* _OBJECTIVE_
Each line that holds the string "ylabel" counts once; say how many such lines there are and add nothing.

-- Begin TASK DATA --

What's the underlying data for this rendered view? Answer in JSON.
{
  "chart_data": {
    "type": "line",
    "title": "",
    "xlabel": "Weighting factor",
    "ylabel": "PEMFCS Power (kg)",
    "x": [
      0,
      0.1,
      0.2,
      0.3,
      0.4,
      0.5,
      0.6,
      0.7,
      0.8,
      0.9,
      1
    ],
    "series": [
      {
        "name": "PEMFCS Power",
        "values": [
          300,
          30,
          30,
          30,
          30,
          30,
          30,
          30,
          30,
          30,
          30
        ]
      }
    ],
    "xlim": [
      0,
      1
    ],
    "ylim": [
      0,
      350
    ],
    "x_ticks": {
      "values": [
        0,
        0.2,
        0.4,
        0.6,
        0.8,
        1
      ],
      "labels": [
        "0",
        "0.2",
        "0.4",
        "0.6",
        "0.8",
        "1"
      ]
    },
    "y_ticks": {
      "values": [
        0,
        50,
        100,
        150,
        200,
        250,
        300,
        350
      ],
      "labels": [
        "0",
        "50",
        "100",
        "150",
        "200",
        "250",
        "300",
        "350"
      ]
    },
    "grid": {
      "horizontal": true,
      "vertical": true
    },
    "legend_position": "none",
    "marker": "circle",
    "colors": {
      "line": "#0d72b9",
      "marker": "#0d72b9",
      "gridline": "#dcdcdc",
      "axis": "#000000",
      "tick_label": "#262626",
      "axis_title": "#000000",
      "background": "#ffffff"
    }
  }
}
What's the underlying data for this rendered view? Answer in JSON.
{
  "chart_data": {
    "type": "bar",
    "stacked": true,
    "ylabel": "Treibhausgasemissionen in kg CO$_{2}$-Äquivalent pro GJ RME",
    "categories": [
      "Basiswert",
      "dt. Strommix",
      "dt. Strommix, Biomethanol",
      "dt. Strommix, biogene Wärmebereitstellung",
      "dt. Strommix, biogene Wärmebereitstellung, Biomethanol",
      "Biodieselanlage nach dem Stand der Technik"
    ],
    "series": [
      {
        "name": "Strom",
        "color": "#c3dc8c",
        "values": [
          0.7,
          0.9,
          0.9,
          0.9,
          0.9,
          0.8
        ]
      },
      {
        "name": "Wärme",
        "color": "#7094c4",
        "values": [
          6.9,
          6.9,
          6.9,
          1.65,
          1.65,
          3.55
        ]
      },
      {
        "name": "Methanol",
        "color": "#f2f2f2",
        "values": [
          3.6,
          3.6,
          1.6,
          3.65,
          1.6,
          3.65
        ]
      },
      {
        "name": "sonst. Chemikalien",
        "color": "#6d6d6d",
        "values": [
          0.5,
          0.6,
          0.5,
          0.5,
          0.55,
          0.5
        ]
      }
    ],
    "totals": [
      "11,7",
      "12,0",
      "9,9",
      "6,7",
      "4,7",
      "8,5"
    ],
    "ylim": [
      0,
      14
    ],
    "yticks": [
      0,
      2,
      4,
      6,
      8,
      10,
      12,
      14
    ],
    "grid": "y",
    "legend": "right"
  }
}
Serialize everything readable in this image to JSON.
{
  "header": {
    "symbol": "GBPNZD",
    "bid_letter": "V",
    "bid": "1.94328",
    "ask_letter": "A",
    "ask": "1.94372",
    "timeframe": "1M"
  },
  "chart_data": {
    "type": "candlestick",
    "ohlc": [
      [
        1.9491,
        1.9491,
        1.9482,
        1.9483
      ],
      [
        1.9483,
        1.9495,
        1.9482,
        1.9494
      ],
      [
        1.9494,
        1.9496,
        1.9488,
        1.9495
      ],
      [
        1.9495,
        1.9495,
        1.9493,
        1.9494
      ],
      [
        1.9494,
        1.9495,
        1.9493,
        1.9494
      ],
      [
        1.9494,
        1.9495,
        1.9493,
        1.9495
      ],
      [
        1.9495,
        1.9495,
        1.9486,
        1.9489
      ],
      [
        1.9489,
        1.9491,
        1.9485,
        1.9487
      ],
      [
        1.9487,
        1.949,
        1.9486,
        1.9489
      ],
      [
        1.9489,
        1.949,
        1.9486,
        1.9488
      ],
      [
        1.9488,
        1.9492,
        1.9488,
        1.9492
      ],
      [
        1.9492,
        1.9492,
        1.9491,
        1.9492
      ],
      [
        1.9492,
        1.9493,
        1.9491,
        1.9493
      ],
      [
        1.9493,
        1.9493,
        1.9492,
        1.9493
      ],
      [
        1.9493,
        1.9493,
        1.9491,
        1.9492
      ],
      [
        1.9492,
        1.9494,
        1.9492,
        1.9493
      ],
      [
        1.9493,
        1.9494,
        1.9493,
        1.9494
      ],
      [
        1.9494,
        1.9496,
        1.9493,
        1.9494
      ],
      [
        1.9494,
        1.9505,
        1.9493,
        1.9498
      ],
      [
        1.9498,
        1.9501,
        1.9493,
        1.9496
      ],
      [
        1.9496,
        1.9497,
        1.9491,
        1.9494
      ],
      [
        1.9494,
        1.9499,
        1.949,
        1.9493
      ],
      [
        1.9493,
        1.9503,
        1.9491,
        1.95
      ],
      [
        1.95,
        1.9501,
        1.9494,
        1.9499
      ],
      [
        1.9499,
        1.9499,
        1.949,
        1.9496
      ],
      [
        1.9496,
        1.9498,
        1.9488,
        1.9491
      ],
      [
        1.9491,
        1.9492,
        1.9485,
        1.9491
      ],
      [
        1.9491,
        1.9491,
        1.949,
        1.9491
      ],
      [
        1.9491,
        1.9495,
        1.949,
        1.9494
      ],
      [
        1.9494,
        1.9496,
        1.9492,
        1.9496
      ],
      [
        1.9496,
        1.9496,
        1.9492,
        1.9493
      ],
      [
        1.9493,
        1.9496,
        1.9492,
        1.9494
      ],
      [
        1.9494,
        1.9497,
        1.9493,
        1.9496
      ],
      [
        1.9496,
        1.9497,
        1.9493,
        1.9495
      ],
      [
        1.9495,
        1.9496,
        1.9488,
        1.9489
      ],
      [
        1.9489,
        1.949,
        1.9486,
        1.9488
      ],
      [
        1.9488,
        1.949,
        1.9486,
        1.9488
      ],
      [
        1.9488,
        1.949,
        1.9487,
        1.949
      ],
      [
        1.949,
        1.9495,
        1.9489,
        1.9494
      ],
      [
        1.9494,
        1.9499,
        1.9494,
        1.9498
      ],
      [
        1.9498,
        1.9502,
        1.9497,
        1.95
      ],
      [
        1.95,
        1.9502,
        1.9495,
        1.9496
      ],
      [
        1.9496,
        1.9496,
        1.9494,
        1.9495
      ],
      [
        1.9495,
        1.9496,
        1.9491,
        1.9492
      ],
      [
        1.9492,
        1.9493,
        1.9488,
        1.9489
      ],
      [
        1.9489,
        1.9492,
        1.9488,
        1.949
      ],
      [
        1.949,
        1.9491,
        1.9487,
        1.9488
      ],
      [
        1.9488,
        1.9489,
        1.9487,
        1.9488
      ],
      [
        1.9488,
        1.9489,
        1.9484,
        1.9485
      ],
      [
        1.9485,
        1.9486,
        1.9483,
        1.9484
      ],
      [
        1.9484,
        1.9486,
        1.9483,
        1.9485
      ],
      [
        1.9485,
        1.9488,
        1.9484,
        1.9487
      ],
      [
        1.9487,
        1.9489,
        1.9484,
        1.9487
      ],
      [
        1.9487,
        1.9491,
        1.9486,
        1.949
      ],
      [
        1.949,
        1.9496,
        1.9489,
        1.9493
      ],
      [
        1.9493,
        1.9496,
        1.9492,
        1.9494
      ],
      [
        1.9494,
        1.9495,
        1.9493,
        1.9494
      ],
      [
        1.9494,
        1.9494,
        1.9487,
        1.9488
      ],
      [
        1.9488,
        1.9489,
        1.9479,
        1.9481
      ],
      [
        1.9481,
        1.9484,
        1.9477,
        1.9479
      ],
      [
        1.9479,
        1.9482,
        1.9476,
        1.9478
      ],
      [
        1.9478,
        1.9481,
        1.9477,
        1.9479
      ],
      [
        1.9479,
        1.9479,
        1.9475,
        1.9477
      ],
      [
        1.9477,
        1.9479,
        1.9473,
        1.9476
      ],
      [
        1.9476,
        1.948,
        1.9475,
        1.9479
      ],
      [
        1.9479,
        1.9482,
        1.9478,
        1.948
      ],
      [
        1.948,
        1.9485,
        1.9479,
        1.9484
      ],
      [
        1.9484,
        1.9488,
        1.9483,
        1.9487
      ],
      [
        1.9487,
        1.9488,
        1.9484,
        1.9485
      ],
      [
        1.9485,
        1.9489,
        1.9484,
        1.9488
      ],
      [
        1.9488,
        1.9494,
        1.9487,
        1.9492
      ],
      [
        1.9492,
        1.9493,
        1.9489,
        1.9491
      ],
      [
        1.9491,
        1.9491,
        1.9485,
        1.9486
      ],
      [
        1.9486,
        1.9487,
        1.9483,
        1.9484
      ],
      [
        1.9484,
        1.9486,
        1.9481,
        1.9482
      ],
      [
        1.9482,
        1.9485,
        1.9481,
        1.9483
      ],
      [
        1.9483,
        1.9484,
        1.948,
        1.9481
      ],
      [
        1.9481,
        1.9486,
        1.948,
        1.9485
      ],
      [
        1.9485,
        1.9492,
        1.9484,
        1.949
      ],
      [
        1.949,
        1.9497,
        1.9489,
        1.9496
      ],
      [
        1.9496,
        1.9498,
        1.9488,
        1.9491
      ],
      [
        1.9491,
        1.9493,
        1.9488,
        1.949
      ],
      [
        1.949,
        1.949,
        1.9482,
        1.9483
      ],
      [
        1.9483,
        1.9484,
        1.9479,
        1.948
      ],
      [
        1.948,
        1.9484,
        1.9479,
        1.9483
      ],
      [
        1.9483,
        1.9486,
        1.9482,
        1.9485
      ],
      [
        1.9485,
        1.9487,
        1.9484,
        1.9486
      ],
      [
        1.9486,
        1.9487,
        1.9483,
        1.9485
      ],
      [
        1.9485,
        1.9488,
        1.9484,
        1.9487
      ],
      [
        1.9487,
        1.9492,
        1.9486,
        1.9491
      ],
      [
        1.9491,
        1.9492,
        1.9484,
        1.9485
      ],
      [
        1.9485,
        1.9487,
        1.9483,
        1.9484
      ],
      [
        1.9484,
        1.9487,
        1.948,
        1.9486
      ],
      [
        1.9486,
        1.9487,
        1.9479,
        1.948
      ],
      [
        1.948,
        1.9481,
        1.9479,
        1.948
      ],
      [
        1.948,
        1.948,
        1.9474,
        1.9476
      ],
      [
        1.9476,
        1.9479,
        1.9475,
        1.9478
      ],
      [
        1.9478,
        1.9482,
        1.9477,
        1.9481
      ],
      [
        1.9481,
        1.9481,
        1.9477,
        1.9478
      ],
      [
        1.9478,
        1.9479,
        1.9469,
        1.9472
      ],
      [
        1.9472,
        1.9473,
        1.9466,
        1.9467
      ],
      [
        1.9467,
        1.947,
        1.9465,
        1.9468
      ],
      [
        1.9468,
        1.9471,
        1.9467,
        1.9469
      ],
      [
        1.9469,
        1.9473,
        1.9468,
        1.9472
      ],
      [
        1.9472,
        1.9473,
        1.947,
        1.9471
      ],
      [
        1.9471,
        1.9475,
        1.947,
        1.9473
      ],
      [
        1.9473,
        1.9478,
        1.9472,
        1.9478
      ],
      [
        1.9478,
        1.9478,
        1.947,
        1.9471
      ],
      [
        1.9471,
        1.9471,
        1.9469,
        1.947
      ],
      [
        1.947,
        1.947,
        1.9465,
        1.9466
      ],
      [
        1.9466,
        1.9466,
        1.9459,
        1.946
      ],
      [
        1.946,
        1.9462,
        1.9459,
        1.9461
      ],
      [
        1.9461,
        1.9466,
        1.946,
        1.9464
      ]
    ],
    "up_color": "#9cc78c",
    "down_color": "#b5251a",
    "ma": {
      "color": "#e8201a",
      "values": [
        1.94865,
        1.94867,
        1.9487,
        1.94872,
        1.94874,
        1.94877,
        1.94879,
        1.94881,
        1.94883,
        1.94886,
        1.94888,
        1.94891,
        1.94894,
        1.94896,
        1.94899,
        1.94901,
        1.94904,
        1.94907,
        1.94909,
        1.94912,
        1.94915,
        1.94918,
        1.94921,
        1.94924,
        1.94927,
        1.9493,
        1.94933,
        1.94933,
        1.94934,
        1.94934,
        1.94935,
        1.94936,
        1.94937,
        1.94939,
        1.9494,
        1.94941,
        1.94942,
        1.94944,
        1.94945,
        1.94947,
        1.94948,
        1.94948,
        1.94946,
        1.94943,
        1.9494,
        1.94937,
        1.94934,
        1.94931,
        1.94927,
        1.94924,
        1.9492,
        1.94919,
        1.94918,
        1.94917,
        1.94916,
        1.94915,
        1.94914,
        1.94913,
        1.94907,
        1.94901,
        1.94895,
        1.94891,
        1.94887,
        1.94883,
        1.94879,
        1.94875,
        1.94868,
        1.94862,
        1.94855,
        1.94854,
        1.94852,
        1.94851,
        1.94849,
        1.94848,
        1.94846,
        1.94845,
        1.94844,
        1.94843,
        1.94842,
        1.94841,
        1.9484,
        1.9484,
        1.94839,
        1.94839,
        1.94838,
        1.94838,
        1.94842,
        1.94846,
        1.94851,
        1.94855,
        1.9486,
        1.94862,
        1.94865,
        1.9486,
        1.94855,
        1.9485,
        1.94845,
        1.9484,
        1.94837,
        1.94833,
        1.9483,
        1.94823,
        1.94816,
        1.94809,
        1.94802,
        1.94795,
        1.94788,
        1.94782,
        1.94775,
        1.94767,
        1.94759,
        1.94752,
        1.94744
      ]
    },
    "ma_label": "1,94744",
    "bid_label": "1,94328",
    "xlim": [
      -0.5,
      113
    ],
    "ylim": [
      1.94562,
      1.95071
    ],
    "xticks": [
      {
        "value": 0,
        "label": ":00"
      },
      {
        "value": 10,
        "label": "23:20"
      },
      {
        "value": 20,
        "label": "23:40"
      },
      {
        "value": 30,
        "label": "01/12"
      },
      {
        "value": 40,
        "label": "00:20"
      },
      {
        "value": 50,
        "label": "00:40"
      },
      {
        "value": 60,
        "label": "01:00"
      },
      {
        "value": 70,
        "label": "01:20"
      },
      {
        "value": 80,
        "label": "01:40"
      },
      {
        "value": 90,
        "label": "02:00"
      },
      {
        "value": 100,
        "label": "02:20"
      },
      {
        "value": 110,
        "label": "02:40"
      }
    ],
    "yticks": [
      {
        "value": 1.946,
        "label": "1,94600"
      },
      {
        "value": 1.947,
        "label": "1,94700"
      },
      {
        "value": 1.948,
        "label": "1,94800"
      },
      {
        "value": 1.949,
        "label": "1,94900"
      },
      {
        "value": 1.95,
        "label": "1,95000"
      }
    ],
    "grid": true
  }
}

-- End TASK DATA --

* _WORKED ANSWER_
2